MGS argue that its own confusion in the various submissions as to the correct counterparty is irrelevant to the proper meaning and validity of the Notice. MGS also argue that by making its submission on 11 January 2019, Palmloch took a step in the adjudication and waived its jurisdictional argument.
Palmloch argue that the Adjudicator can only decide disputes between parties to the contract. On the basis that MGS now accept that MCR Property Group or MCR Management Limited were not parties to the contract, it is said that it follows that the Adjudicator did not have jurisdiction said to concern those entities. Palmloch contends that this was not a case of ‘misdescription’ rather than jurisdiction (as considered in Total M&E Services Limited v ABB Building Technologies Limited [2002] EWHC 248), because MGS maintained throughout that the contract was not, in fact, with Palmloch, and seeks to distinguish the decision of Akenhead J in Durham County Council v Jeremy Kendall (Trading as HLB Architects) [2011] EWHC 780 (TCC), as discussed further below. Finally, Palmloch deny waiver on the basis that its reservation of rights was plain throughout.
Discussion
The starting point is that in order for an adjudicator reach a decision that the courts will subsequently enforce, the parties to the adjudication must also be the parties to the relevant construction contract, and, indeed, the subsequent enforcement proceedings.

· · · · · · ·

What the task requires: Update the passage on the adjudication jurisdiction dispute from "Palmloch argue that" up to and including "was plain throughout.", replacing "Adjudicator" with "Tribunal" throughout. The records that follow have no connection to the passage on the adjudication jurisdiction dispute.

Listing:
· · · · · · ·

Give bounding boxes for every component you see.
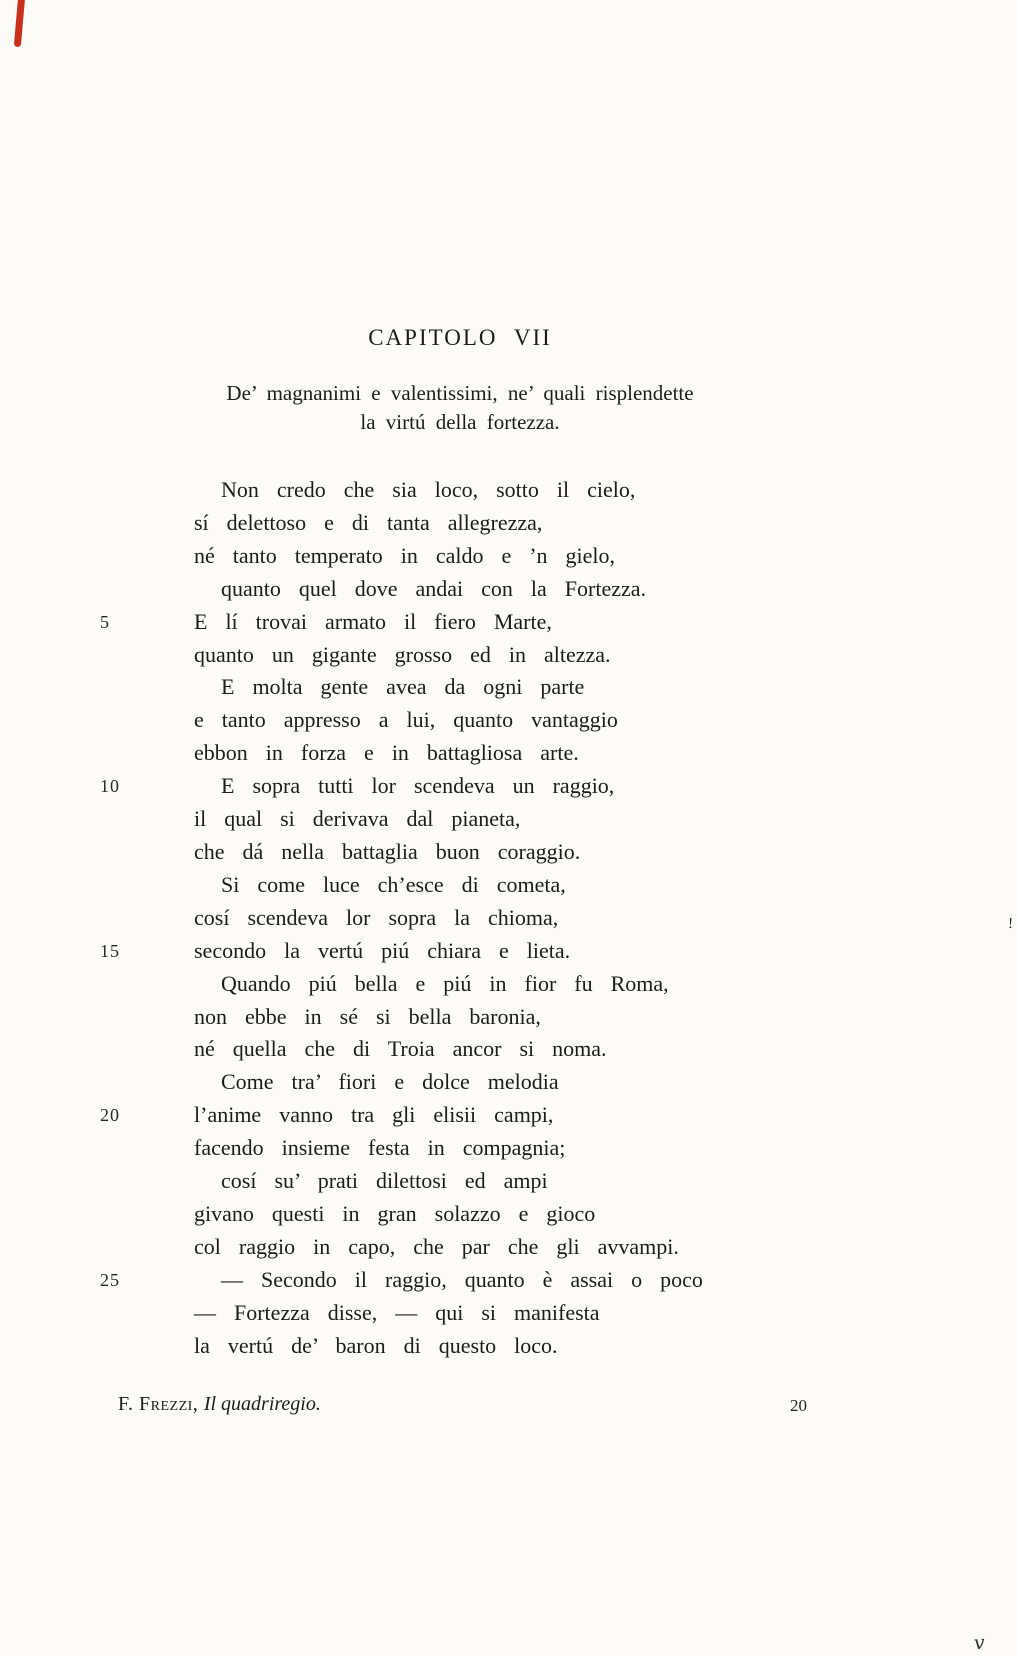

· · · · · · ·

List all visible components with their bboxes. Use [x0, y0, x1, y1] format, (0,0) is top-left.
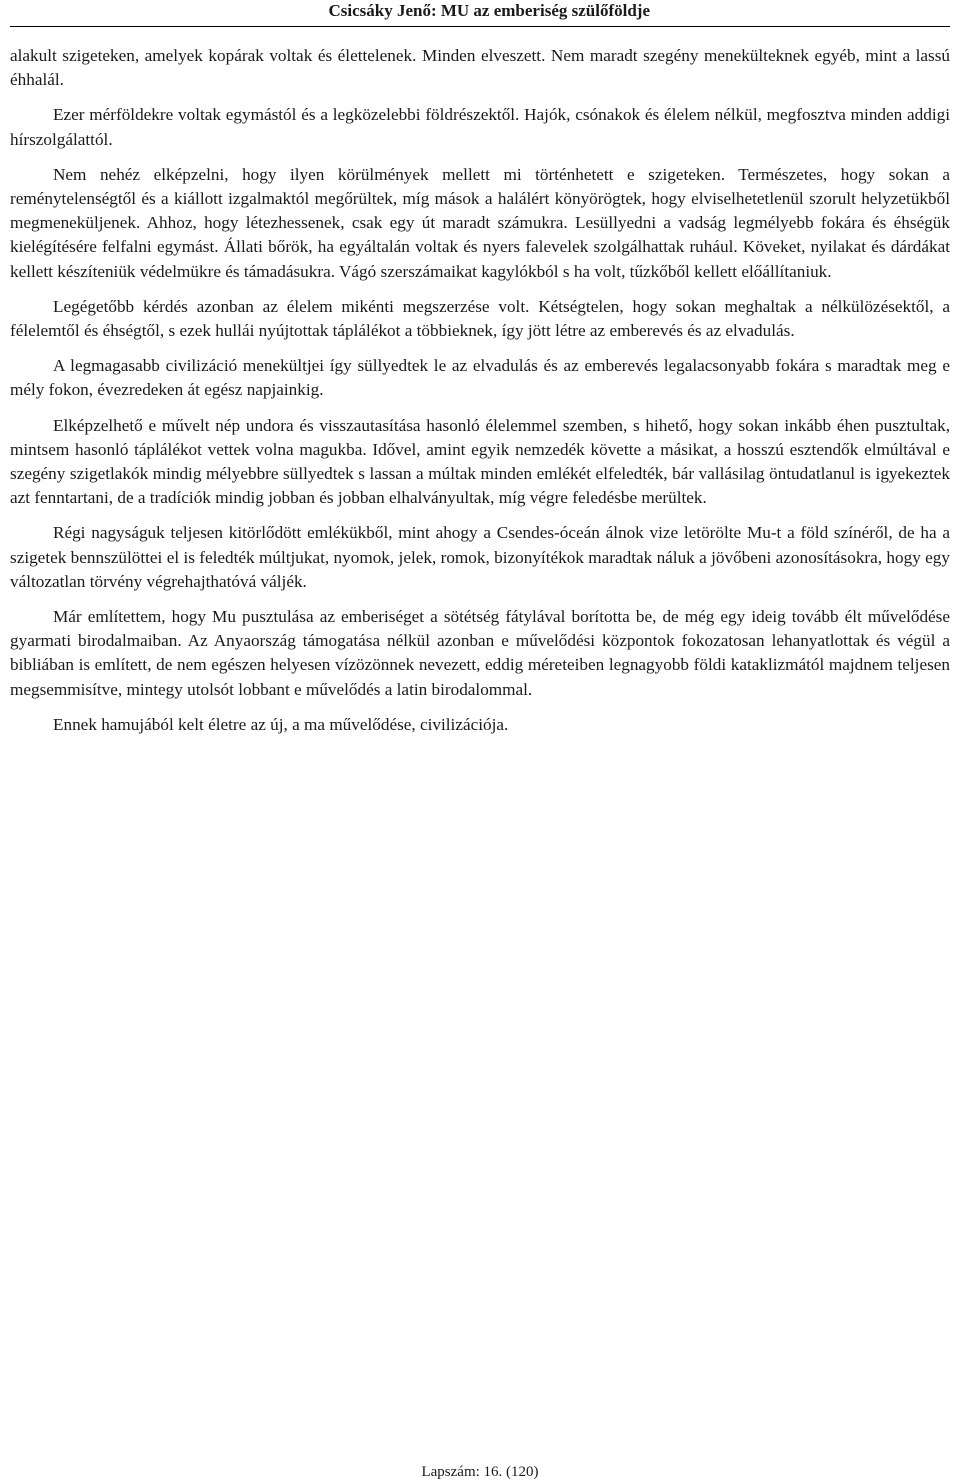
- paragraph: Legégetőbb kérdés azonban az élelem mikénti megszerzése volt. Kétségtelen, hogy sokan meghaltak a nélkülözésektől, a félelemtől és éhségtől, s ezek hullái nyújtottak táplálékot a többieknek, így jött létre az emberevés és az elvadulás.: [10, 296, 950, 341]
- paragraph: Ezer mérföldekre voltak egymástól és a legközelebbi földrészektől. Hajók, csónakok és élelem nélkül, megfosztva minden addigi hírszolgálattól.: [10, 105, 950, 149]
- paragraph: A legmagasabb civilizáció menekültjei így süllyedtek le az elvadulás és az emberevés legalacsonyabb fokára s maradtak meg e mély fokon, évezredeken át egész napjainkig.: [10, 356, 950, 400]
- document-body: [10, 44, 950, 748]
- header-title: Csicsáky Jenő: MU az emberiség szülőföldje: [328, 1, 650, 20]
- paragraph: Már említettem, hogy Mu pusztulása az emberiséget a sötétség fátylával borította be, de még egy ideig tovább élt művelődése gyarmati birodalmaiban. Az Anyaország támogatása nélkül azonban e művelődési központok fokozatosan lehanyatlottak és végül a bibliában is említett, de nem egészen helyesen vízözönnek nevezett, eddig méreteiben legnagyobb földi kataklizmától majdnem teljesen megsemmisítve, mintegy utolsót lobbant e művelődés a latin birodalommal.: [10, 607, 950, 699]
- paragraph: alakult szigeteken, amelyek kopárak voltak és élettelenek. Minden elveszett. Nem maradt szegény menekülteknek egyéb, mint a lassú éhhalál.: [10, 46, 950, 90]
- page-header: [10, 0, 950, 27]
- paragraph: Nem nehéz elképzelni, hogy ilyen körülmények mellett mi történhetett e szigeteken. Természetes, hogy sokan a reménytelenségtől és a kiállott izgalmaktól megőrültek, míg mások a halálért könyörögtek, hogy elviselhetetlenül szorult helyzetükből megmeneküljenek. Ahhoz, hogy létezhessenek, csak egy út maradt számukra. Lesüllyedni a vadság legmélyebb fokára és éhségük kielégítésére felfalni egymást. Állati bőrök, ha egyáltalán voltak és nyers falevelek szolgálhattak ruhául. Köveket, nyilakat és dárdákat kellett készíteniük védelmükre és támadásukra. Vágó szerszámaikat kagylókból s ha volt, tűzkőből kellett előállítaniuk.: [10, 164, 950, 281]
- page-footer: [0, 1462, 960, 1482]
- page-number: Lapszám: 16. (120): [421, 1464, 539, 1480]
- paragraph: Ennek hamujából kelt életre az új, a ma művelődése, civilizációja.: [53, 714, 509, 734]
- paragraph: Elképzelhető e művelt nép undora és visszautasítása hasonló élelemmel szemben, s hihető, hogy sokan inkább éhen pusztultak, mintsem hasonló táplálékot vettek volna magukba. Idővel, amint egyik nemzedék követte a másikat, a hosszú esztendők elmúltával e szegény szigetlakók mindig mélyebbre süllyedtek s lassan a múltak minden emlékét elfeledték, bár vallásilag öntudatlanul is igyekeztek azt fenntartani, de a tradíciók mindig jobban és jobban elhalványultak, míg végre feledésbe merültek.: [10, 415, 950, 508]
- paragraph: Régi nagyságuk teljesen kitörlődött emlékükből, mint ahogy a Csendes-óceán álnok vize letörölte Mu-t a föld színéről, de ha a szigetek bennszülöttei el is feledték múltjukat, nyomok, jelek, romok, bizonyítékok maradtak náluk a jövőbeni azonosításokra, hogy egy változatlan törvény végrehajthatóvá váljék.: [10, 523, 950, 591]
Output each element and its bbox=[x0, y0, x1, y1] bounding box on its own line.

· · · · · · ·

The reply:
Palmloch argue that the Tribunal can only decide disputes between parties to the contract. On the basis that MGS now accept that MCR Property Group or MCR Management Limited were not parties to the contract, it is said that it follows that the Tribunal did not have jurisdiction said to concern those entities. Palmloch contends that this was not a case of ‘misdescription’ rather than jurisdiction (as considered in Total M&E Services Limited v ABB Building Technologies Limited [2002] EWHC 248), because MGS maintained throughout that the contract was not, in fact, with Palmloch, and seeks to distinguish the decision of Akenhead J in Durham County Council v Jeremy Kendall (Trading as HLB Architects) [2011] EWHC 780 (TCC), as discussed further below. Finally, Palmloch deny waiver on the basis that its reservation of rights was plain throughout.